Output every line below exactly.
((
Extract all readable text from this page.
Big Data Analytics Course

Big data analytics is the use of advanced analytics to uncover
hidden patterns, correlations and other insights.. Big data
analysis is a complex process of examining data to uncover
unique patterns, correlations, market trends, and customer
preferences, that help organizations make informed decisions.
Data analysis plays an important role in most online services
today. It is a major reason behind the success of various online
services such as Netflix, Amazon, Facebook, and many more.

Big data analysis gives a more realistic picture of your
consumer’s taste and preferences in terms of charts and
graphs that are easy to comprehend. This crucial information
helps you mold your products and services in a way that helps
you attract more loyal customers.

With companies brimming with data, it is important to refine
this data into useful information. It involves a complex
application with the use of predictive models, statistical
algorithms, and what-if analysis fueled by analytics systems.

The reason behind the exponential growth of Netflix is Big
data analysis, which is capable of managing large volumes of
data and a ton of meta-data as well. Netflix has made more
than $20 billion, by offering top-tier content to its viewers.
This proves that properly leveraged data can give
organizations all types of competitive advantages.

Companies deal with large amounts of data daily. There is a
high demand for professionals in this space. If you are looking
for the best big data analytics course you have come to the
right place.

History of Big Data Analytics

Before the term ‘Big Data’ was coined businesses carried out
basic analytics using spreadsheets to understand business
))
# [Reply]
Extract all readable text from this page.
Big Data Analytics Course

Big data analytics is the use of advanced analytics to uncover
hidden patterns, correlations and other insights.. Big data
analysis is a complex process of examining data to uncover
unique patterns, correlations, market trends, and customer
preferences, that help organizations make informed decisions.
Data analysis plays an important role in most online services
today. It is a major reason behind the success of various online
services such as Netflix, Amazon, Facebook, and many more.

Big data analysis gives a more realistic picture of your
consumer’s taste and preferences in terms of charts and
graphs that are easy to comprehend. This crucial information
helps you mold your products and services in a way that helps
you attract more loyal customers.

With companies brimming with data, it is important to refine
this data into useful information. It involves a complex
application with the use of predictive models, statistical
algorithms, and what-if analysis fueled by analytics systems.

The reason behind the exponential growth of Netflix is Big
data analysis, which is capable of managing large volumes of
data and a ton of meta-data as well. Netflix has made more
than $20 billion, by offering top-tier content to its viewers.
This proves that properly leveraged data can give
organizations all types of competitive advantages.

Companies deal with large amounts of data daily. There is a
high demand for professionals in this space. If you are looking
for the best big data analytics course you have come to the
right place.

History of Big Data Analytics

Before the term ‘Big Data’ was coined businesses carried out
basic analytics using spreadsheets to understand business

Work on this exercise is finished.